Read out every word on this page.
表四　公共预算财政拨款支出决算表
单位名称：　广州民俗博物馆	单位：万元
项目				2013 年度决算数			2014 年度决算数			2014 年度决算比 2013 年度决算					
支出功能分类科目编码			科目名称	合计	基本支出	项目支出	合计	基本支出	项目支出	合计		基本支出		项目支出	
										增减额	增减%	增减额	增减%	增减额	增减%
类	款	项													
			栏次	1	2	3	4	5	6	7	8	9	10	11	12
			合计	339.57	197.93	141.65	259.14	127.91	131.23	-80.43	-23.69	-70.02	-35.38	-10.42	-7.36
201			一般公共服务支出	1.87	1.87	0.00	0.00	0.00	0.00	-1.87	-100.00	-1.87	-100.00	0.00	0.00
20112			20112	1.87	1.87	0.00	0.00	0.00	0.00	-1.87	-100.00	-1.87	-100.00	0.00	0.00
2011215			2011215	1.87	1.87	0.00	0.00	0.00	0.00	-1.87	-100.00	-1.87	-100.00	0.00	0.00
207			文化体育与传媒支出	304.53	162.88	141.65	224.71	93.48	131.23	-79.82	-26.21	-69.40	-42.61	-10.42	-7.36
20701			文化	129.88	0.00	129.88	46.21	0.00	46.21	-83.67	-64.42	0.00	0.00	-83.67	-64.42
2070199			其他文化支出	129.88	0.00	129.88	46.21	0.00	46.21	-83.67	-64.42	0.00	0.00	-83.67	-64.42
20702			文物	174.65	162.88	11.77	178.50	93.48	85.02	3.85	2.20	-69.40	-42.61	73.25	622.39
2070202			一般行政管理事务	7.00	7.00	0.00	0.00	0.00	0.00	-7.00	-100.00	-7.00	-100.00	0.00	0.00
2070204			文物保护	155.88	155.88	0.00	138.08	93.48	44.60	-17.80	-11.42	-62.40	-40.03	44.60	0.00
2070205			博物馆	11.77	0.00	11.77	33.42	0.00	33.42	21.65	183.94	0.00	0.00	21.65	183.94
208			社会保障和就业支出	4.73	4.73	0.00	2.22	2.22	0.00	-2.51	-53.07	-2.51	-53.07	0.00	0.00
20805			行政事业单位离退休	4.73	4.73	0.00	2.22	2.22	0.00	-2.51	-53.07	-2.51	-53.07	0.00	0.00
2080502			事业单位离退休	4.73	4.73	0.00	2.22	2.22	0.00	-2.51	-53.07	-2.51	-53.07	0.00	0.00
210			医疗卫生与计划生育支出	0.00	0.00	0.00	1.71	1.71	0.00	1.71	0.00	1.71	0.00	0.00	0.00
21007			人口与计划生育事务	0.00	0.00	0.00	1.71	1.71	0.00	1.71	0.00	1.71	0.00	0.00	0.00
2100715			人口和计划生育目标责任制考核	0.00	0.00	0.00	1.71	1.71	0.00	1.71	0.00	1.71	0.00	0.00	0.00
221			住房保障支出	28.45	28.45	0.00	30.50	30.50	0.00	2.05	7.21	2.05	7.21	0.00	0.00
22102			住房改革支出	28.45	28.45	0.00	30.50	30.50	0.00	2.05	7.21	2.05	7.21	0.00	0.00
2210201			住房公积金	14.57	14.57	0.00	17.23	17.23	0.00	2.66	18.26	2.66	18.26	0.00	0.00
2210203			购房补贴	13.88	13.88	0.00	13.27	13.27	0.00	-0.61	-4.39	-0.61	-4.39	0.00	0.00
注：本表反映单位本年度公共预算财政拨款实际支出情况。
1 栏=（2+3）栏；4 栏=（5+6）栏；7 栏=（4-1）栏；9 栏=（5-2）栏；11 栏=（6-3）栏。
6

TASK GOAL: Quote the data above in full, changing nothing.

OUTPUT:
Read out every word on this page.
表四　公共预算财政拨款支出决算表
单位名称：　广州民俗博物馆	单位：万元
项目				2013 年度决算数			2014 年度决算数			2014 年度决算比 2013 年度决算					
支出功能分类科目编码			科目名称	合计	基本支出	项目支出	合计	基本支出	项目支出	合计		基本支出		项目支出	
										增减额	增减%	增减额	增减%	增减额	增减%
类	款	项													
			栏次	1	2	3	4	5	6	7	8	9	10	11	12
			合计	339.57	197.93	141.65	259.14	127.91	131.23	-80.43	-23.69	-70.02	-35.38	-10.42	-7.36
201			一般公共服务支出	1.87	1.87	0.00	0.00	0.00	0.00	-1.87	-100.00	-1.87	-100.00	0.00	0.00
20112			20112	1.87	1.87	0.00	0.00	0.00	0.00	-1.87	-100.00	-1.87	-100.00	0.00	0.00
2011215			2011215	1.87	1.87	0.00	0.00	0.00	0.00	-1.87	-100.00	-1.87	-100.00	0.00	0.00
207			文化体育与传媒支出	304.53	162.88	141.65	224.71	93.48	131.23	-79.82	-26.21	-69.40	-42.61	-10.42	-7.36
20701			文化	129.88	0.00	129.88	46.21	0.00	46.21	-83.67	-64.42	0.00	0.00	-83.67	-64.42
2070199			其他文化支出	129.88	0.00	129.88	46.21	0.00	46.21	-83.67	-64.42	0.00	0.00	-83.67	-64.42
20702			文物	174.65	162.88	11.77	178.50	93.48	85.02	3.85	2.20	-69.40	-42.61	73.25	622.39
2070202			一般行政管理事务	7.00	7.00	0.00	0.00	0.00	0.00	-7.00	-100.00	-7.00	-100.00	0.00	0.00
2070204			文物保护	155.88	155.88	0.00	138.08	93.48	44.60	-17.80	-11.42	-62.40	-40.03	44.60	0.00
2070205			博物馆	11.77	0.00	11.77	33.42	0.00	33.42	21.65	183.94	0.00	0.00	21.65	183.94
208			社会保障和就业支出	4.73	4.73	0.00	2.22	2.22	0.00	-2.51	-53.07	-2.51	-53.07	0.00	0.00
20805			行政事业单位离退休	4.73	4.73	0.00	2.22	2.22	0.00	-2.51	-53.07	-2.51	-53.07	0.00	0.00
2080502			事业单位离退休	4.73	4.73	0.00	2.22	2.22	0.00	-2.51	-53.07	-2.51	-53.07	0.00	0.00
210			医疗卫生与计划生育支出	0.00	0.00	0.00	1.71	1.71	0.00	1.71	0.00	1.71	0.00	0.00	0.00
21007			人口与计划生育事务	0.00	0.00	0.00	1.71	1.71	0.00	1.71	0.00	1.71	0.00	0.00	0.00
2100715			人口和计划生育目标责任制考核	0.00	0.00	0.00	1.71	1.71	0.00	1.71	0.00	1.71	0.00	0.00	0.00
221			住房保障支出	28.45	28.45	0.00	30.50	30.50	0.00	2.05	7.21	2.05	7.21	0.00	0.00
22102			住房改革支出	28.45	28.45	0.00	30.50	30.50	0.00	2.05	7.21	2.05	7.21	0.00	0.00
2210201			住房公积金	14.57	14.57	0.00	17.23	17.23	0.00	2.66	18.26	2.66	18.26	0.00	0.00
2210203			购房补贴	13.88	13.88	0.00	13.27	13.27	0.00	-0.61	-4.39	-0.61	-4.39	0.00	0.00
注：本表反映单位本年度公共预算财政拨款实际支出情况。
1 栏=（2+3）栏；4 栏=（5+6）栏；7 栏=（4-1）栏；9 栏=（5-2）栏；11 栏=（6-3）栏。
6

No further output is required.